[start of Excerpted records]

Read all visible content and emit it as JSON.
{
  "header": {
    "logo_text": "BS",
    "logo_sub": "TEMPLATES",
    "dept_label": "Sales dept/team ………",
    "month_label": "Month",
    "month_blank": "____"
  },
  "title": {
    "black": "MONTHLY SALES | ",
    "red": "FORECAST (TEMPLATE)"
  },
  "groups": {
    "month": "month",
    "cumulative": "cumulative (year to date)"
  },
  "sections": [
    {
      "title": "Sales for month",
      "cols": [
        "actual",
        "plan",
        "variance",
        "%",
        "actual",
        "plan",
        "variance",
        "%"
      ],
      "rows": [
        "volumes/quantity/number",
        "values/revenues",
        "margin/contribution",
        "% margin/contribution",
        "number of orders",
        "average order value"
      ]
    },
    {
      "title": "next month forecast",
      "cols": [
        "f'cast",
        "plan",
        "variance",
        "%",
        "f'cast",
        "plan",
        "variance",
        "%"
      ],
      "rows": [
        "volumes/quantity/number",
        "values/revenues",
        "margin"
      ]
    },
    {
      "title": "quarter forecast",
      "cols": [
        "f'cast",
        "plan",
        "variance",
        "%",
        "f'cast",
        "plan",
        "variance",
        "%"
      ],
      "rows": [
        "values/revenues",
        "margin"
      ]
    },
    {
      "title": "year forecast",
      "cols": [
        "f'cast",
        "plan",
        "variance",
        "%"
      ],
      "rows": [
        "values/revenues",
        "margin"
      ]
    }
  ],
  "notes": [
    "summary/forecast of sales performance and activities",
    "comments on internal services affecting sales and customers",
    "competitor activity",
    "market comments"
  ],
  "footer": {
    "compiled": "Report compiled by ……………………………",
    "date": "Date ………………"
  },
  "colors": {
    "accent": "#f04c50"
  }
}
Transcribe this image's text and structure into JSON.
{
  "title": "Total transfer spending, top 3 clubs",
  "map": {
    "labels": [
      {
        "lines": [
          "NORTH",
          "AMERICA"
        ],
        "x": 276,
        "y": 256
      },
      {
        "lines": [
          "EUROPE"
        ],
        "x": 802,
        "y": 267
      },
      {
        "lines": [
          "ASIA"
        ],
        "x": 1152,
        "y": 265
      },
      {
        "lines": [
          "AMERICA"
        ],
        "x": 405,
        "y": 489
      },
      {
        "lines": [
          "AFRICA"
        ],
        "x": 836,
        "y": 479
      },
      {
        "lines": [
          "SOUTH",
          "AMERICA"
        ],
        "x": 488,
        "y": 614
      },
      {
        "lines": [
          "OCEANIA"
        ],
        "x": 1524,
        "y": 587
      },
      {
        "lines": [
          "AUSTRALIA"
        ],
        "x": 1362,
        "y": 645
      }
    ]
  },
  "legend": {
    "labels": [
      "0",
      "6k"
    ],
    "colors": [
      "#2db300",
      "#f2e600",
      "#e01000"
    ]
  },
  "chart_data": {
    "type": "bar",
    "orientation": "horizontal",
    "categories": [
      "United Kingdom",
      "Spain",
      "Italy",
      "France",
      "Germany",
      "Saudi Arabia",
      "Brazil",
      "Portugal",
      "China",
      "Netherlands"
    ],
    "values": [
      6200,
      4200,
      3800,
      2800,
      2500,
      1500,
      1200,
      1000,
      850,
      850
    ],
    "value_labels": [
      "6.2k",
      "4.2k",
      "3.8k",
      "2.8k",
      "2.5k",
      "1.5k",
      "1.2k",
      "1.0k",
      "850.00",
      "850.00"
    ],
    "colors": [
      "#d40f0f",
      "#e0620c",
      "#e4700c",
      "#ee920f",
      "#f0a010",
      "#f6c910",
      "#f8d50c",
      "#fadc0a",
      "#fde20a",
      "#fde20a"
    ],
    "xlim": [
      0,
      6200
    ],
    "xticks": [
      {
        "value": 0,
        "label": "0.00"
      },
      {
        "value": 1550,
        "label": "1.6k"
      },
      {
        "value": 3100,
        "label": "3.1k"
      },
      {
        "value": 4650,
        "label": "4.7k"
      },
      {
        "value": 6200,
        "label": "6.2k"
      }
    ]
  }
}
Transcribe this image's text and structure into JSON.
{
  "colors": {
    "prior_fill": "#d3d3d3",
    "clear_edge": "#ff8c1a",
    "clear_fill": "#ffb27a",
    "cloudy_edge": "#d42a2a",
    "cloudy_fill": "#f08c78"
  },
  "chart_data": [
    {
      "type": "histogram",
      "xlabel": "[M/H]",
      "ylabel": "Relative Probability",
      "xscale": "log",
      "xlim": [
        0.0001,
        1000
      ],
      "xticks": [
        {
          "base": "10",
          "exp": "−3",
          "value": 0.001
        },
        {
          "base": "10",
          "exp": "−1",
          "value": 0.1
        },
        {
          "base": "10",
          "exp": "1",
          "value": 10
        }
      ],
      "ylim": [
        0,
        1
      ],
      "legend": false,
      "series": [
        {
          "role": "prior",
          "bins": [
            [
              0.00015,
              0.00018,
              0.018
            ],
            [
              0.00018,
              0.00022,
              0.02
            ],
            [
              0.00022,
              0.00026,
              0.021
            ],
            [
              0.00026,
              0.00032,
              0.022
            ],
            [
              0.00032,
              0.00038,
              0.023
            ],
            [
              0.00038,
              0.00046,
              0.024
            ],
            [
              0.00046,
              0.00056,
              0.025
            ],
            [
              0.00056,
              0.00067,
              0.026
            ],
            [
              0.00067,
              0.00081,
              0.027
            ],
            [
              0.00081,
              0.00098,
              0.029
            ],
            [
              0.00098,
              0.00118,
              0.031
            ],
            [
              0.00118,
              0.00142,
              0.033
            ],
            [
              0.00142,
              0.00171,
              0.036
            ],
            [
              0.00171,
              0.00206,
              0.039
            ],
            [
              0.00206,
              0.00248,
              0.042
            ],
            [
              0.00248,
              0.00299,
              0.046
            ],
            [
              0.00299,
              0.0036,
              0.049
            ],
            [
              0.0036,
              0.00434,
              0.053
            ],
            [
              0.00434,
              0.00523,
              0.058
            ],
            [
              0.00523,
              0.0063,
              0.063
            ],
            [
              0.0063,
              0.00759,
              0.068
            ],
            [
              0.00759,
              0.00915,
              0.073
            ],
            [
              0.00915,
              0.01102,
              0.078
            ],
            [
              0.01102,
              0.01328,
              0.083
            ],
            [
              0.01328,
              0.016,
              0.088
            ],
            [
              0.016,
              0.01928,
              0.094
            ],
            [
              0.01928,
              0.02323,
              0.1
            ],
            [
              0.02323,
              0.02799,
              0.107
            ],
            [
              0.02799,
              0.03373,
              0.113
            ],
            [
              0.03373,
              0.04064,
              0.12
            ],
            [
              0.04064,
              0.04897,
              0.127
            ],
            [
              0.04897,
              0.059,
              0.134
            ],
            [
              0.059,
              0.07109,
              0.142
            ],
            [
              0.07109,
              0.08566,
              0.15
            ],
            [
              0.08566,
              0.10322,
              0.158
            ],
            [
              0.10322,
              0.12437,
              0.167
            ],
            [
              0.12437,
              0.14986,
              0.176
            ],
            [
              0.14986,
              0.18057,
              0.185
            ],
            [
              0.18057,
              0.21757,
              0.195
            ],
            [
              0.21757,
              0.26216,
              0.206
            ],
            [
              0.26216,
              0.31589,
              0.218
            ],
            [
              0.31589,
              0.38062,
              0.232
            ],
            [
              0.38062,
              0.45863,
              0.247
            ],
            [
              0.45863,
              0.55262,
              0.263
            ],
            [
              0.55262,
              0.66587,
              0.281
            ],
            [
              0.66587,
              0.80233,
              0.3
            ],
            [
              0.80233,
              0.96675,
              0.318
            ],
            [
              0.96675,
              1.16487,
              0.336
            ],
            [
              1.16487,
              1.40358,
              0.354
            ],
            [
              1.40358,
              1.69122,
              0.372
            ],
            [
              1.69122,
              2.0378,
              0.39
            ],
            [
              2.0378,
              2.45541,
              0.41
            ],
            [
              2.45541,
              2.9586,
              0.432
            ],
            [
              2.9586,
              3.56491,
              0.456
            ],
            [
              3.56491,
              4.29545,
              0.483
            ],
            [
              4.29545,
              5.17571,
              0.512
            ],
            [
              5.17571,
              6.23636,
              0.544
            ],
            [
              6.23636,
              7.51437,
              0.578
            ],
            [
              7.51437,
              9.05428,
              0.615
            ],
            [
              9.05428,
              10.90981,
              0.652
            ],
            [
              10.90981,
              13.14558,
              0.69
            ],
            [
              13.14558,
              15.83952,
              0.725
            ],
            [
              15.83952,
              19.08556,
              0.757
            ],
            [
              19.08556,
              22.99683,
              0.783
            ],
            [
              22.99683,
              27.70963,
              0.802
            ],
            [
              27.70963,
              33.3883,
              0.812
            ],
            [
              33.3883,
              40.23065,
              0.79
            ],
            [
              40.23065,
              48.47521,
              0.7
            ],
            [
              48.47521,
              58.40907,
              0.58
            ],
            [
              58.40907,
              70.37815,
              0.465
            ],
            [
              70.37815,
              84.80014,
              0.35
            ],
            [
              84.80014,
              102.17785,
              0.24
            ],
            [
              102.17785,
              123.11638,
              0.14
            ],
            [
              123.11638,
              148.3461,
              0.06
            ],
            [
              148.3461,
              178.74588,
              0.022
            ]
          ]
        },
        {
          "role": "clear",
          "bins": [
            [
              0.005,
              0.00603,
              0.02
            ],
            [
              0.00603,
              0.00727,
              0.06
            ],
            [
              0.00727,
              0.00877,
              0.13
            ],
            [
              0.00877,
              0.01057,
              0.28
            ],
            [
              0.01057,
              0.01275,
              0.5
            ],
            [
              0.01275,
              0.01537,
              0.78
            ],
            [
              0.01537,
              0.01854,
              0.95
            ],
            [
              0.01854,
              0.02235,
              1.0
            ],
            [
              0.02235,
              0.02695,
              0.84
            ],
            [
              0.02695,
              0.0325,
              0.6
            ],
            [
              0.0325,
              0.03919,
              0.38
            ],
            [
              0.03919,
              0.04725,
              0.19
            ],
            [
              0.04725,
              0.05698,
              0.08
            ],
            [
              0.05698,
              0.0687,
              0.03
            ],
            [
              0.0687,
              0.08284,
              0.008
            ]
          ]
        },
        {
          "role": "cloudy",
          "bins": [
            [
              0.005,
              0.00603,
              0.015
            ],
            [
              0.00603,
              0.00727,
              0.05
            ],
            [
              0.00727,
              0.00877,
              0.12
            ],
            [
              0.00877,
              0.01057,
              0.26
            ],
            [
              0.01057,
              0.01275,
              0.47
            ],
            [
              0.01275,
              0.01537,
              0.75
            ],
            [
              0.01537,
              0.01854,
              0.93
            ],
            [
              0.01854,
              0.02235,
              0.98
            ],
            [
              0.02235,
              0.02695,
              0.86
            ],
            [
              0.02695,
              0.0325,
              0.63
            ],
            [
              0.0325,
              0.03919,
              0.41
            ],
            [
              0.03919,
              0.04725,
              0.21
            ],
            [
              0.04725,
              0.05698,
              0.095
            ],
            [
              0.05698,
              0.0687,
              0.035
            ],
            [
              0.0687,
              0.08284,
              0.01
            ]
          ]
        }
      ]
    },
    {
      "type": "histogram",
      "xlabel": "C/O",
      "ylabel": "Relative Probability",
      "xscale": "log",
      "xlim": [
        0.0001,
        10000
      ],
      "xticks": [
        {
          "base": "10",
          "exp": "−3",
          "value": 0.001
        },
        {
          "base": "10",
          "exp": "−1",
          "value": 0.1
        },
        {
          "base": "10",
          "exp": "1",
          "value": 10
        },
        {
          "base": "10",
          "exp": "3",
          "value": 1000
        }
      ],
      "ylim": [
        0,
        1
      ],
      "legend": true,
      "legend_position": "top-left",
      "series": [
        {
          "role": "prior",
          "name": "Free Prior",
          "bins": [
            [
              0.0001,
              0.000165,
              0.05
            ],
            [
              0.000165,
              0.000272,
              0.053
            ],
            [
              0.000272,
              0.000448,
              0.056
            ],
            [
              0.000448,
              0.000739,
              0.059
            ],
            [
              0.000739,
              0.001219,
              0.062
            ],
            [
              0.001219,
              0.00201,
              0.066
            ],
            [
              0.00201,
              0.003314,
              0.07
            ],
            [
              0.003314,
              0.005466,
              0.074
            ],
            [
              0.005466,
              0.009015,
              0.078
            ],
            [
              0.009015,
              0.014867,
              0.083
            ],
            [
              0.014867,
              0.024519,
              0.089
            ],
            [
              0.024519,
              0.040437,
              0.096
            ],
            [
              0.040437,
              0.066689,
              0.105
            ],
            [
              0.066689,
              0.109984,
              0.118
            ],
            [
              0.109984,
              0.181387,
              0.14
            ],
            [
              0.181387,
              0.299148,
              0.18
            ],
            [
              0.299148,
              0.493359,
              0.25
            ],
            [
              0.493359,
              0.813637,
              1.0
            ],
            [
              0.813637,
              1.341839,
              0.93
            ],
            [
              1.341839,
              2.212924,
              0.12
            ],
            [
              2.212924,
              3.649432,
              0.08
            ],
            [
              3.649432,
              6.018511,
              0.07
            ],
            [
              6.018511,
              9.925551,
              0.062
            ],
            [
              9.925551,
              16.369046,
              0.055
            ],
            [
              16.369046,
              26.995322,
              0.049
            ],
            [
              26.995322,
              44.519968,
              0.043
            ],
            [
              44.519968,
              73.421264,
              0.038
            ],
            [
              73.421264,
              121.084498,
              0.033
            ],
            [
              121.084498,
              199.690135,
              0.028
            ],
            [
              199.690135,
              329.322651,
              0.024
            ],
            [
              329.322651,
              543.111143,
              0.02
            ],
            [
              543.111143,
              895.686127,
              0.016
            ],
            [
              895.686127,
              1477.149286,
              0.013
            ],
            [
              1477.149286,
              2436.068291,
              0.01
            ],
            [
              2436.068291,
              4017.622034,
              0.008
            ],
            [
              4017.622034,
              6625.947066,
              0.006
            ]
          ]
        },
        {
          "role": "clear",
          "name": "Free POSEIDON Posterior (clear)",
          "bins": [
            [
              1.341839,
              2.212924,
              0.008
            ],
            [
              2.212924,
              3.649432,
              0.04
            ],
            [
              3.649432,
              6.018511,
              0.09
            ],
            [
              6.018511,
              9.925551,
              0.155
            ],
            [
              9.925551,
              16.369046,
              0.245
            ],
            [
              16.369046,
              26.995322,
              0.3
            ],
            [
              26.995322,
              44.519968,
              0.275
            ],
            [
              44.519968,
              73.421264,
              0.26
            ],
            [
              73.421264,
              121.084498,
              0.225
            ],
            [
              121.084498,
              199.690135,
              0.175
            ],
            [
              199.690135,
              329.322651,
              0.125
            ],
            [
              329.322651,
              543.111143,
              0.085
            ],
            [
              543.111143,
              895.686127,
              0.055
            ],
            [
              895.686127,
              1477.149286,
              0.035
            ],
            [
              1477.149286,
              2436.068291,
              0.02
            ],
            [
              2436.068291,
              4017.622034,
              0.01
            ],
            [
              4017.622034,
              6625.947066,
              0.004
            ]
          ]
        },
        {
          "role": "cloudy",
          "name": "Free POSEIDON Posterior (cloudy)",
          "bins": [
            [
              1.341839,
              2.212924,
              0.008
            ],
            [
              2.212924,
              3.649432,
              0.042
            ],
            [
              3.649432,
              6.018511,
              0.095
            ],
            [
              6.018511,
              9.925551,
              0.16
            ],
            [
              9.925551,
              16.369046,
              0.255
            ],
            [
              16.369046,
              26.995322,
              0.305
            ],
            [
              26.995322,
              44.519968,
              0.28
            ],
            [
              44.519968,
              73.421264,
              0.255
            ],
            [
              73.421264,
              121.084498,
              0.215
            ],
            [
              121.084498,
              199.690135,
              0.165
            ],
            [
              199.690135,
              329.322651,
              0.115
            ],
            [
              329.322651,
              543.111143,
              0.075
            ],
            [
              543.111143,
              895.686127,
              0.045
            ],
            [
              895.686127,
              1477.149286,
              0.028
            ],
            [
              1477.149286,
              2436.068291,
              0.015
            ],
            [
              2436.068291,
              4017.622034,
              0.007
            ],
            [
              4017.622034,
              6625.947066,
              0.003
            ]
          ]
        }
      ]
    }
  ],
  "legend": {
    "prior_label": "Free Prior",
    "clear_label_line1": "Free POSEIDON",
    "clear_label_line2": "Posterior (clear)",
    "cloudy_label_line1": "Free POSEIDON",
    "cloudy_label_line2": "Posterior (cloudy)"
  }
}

[end of Excerpted records]

» **What is required**
State how many lines of the listing hold the string "POSEIDON"; reply with the number and nothing else.

» **Solved exercise**
4